[What to do]
Copy all the rows below, changing every "sessions-row-label" to "channel-row-label" and leaving everything else as it is.
### Provided entries
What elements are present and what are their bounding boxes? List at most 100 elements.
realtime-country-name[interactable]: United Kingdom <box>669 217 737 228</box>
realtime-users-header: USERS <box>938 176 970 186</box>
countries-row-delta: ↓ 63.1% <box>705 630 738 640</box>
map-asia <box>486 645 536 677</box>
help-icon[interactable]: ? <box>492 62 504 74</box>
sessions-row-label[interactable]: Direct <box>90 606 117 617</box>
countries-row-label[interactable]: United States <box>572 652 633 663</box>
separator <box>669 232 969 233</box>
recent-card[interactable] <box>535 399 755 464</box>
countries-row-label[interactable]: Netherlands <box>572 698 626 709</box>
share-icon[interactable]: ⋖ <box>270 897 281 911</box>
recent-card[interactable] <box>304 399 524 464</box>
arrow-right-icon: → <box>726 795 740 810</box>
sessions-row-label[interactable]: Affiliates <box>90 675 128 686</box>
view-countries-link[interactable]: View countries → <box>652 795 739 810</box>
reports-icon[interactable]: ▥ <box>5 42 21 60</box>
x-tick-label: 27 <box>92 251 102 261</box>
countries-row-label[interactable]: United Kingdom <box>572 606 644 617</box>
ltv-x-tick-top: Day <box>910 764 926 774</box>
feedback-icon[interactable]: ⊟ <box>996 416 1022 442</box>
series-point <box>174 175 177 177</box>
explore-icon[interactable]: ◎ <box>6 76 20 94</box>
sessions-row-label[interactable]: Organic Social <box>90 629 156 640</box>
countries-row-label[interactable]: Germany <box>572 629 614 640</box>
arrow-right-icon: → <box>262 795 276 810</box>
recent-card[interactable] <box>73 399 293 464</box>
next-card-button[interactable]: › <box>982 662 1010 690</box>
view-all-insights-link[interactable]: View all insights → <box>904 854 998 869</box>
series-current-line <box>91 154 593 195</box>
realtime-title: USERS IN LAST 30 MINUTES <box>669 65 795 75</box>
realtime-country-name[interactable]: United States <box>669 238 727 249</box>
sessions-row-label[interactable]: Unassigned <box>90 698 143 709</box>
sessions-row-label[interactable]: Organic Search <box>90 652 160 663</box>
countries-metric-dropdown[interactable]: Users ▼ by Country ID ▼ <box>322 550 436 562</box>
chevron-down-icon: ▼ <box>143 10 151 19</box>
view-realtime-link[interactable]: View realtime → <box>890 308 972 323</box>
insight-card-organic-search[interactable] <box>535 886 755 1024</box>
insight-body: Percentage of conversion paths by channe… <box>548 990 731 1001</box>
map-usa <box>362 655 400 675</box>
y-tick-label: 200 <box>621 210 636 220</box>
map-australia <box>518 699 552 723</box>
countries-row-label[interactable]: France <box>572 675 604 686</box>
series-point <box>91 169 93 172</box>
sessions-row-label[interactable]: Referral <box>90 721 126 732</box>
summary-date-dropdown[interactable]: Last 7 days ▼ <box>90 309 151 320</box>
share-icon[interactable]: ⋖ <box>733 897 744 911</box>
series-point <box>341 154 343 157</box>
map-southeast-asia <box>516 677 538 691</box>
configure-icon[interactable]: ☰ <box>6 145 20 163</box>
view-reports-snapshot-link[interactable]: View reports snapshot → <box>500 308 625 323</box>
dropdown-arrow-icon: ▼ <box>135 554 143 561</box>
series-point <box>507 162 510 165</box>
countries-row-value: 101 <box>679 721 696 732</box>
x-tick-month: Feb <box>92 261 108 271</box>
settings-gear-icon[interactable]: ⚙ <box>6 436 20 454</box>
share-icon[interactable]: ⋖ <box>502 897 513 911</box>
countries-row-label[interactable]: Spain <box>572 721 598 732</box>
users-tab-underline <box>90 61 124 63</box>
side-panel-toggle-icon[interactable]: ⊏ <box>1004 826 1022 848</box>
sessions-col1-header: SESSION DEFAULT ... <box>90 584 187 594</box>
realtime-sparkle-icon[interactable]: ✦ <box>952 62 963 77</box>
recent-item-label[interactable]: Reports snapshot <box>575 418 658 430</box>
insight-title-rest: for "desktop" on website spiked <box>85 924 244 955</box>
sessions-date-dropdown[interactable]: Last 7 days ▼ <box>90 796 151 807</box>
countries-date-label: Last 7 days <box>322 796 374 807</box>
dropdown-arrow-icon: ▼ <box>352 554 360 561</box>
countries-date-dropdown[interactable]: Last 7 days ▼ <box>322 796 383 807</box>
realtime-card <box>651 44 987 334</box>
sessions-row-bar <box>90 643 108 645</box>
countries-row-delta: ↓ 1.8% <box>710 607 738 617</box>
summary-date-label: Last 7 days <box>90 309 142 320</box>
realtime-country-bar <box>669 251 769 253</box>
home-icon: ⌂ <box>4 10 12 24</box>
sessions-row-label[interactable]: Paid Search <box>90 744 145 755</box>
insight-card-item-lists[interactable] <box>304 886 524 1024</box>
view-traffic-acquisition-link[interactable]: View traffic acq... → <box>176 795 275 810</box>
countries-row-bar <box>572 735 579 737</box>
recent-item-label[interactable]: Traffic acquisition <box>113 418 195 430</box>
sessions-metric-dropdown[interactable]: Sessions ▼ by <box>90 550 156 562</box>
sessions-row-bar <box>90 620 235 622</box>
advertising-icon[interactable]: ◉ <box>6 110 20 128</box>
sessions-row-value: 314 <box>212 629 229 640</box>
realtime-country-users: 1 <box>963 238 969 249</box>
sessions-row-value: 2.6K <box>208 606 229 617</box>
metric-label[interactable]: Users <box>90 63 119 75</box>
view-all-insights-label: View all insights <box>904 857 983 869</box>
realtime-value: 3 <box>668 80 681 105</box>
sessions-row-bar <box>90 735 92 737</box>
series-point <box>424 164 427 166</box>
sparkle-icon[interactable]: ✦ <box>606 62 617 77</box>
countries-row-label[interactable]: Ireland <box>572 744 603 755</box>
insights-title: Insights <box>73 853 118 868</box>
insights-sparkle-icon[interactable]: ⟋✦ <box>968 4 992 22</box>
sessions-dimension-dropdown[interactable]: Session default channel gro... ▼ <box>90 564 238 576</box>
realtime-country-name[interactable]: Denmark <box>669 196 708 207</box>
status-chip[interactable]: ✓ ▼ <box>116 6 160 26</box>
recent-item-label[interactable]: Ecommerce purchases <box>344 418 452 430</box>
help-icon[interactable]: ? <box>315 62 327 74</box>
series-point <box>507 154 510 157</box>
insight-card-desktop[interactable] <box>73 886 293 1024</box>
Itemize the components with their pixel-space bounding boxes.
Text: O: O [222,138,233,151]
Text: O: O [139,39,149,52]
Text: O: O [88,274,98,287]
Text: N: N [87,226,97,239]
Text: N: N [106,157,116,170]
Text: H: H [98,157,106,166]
######
[Right answer]
What elements are present and what are their bounding boxes? List at most 100 elements.
realtime-country-name[interactable]: United Kingdom <box>669 217 737 228</box>
realtime-users-header: USERS <box>938 176 970 186</box>
countries-row-delta: ↓ 63.1% <box>705 630 738 640</box>
map-asia <box>486 645 536 677</box>
help-icon[interactable]: ? <box>492 62 504 74</box>
channel-row-label[interactable]: Direct <box>90 606 117 617</box>
countries-row-label[interactable]: United States <box>572 652 633 663</box>
separator <box>669 232 969 233</box>
recent-card[interactable] <box>535 399 755 464</box>
countries-row-label[interactable]: Netherlands <box>572 698 626 709</box>
share-icon[interactable]: ⋖ <box>270 897 281 911</box>
recent-card[interactable] <box>304 399 524 464</box>
arrow-right-icon: → <box>726 795 740 810</box>
channel-row-label[interactable]: Affiliates <box>90 675 128 686</box>
view-countries-link[interactable]: View countries → <box>652 795 739 810</box>
reports-icon[interactable]: ▥ <box>5 42 21 60</box>
x-tick-label: 27 <box>92 251 102 261</box>
countries-row-label[interactable]: United Kingdom <box>572 606 644 617</box>
ltv-x-tick-top: Day <box>910 764 926 774</box>
feedback-icon[interactable]: ⊟ <box>996 416 1022 442</box>
series-point <box>174 175 177 177</box>
explore-icon[interactable]: ◎ <box>6 76 20 94</box>
channel-row-label[interactable]: Organic Social <box>90 629 156 640</box>
countries-row-label[interactable]: Germany <box>572 629 614 640</box>
arrow-right-icon: → <box>262 795 276 810</box>
recent-card[interactable] <box>73 399 293 464</box>
next-card-button[interactable]: › <box>982 662 1010 690</box>
view-all-insights-link[interactable]: View all insights → <box>904 854 998 869</box>
series-current-line <box>91 154 593 195</box>
realtime-title: USERS IN LAST 30 MINUTES <box>669 65 795 75</box>
realtime-country-name[interactable]: United States <box>669 238 727 249</box>
channel-row-label[interactable]: Unassigned <box>90 698 143 709</box>
channel-row-label[interactable]: Organic Search <box>90 652 160 663</box>
countries-metric-dropdown[interactable]: Users ▼ by Country ID ▼ <box>322 550 436 562</box>
chevron-down-icon: ▼ <box>143 10 151 19</box>
view-realtime-link[interactable]: View realtime → <box>890 308 972 323</box>
insight-card-organic-search[interactable] <box>535 886 755 1024</box>
insight-body: Percentage of conversion paths by channe… <box>548 990 731 1001</box>
map-usa <box>362 655 400 675</box>
y-tick-label: 200 <box>621 210 636 220</box>
map-australia <box>518 699 552 723</box>
countries-row-label[interactable]: France <box>572 675 604 686</box>
series-point <box>91 169 93 172</box>
channel-row-label[interactable]: Referral <box>90 721 126 732</box>
summary-date-dropdown[interactable]: Last 7 days ▼ <box>90 309 151 320</box>
share-icon[interactable]: ⋖ <box>733 897 744 911</box>
series-point <box>341 154 343 157</box>
map-southeast-asia <box>516 677 538 691</box>
configure-icon[interactable]: ☰ <box>6 145 20 163</box>
view-reports-snapshot-link[interactable]: View reports snapshot → <box>500 308 625 323</box>
dropdown-arrow-icon: ▼ <box>135 554 143 561</box>
series-point <box>507 162 510 165</box>
countries-row-value: 101 <box>679 721 696 732</box>
x-tick-month: Feb <box>92 261 108 271</box>
settings-gear-icon[interactable]: ⚙ <box>6 436 20 454</box>
share-icon[interactable]: ⋖ <box>502 897 513 911</box>
countries-row-label[interactable]: Spain <box>572 721 598 732</box>
users-tab-underline <box>90 61 124 63</box>
side-panel-toggle-icon[interactable]: ⊏ <box>1004 826 1022 848</box>
sessions-col1-header: SESSION DEFAULT ... <box>90 584 187 594</box>
realtime-sparkle-icon[interactable]: ✦ <box>952 62 963 77</box>
recent-item-label[interactable]: Reports snapshot <box>575 418 658 430</box>
insight-title-rest: for "desktop" on website spiked <box>85 924 244 955</box>
sessions-date-dropdown[interactable]: Last 7 days ▼ <box>90 796 151 807</box>
countries-date-label: Last 7 days <box>322 796 374 807</box>
dropdown-arrow-icon: ▼ <box>352 554 360 561</box>
countries-date-dropdown[interactable]: Last 7 days ▼ <box>322 796 383 807</box>
realtime-card <box>651 44 987 334</box>
sessions-row-bar <box>90 643 108 645</box>
countries-row-delta: ↓ 1.8% <box>710 607 738 617</box>
summary-date-label: Last 7 days <box>90 309 142 320</box>
realtime-country-bar <box>669 251 769 253</box>
home-icon: ⌂ <box>4 10 12 24</box>
channel-row-label[interactable]: Paid Search <box>90 744 145 755</box>
insight-card-item-lists[interactable] <box>304 886 524 1024</box>
view-traffic-acquisition-link[interactable]: View traffic acq... → <box>176 795 275 810</box>
countries-row-bar <box>572 735 579 737</box>
recent-item-label[interactable]: Traffic acquisition <box>113 418 195 430</box>
sessions-metric-dropdown[interactable]: Sessions ▼ by <box>90 550 156 562</box>
sessions-row-bar <box>90 620 235 622</box>
advertising-icon[interactable]: ◉ <box>6 110 20 128</box>
sessions-row-value: 314 <box>212 629 229 640</box>
realtime-country-users: 1 <box>963 238 969 249</box>
sessions-row-value: 2.6K <box>208 606 229 617</box>
metric-label[interactable]: Users <box>90 63 119 75</box>
view-all-insights-label: View all insights <box>904 857 983 869</box>
realtime-value: 3 <box>668 80 681 105</box>
sessions-row-bar <box>90 735 92 737</box>
series-point <box>424 164 427 166</box>
sparkle-icon[interactable]: ✦ <box>606 62 617 77</box>
countries-row-label[interactable]: Ireland <box>572 744 603 755</box>
insights-title: Insights <box>73 853 118 868</box>
insights-sparkle-icon[interactable]: ⟋✦ <box>968 4 992 22</box>
sessions-dimension-dropdown[interactable]: Session default channel gro... ▼ <box>90 564 238 576</box>
realtime-country-name[interactable]: Denmark <box>669 196 708 207</box>
status-chip[interactable]: ✓ ▼ <box>116 6 160 26</box>
recent-item-label[interactable]: Ecommerce purchases <box>344 418 452 430</box>
help-icon[interactable]: ? <box>315 62 327 74</box>
series-point <box>507 154 510 157</box>
insight-card-desktop[interactable] <box>73 886 293 1024</box>
Itemize the components with their pixel-space bounding boxes.
Text: O: O [222,138,233,151]
Text: O: O [139,39,149,52]
Text: O: O [88,274,98,287]
Text: N: N [87,226,97,239]
Text: N: N [106,157,116,170]
Text: H: H [98,157,106,166]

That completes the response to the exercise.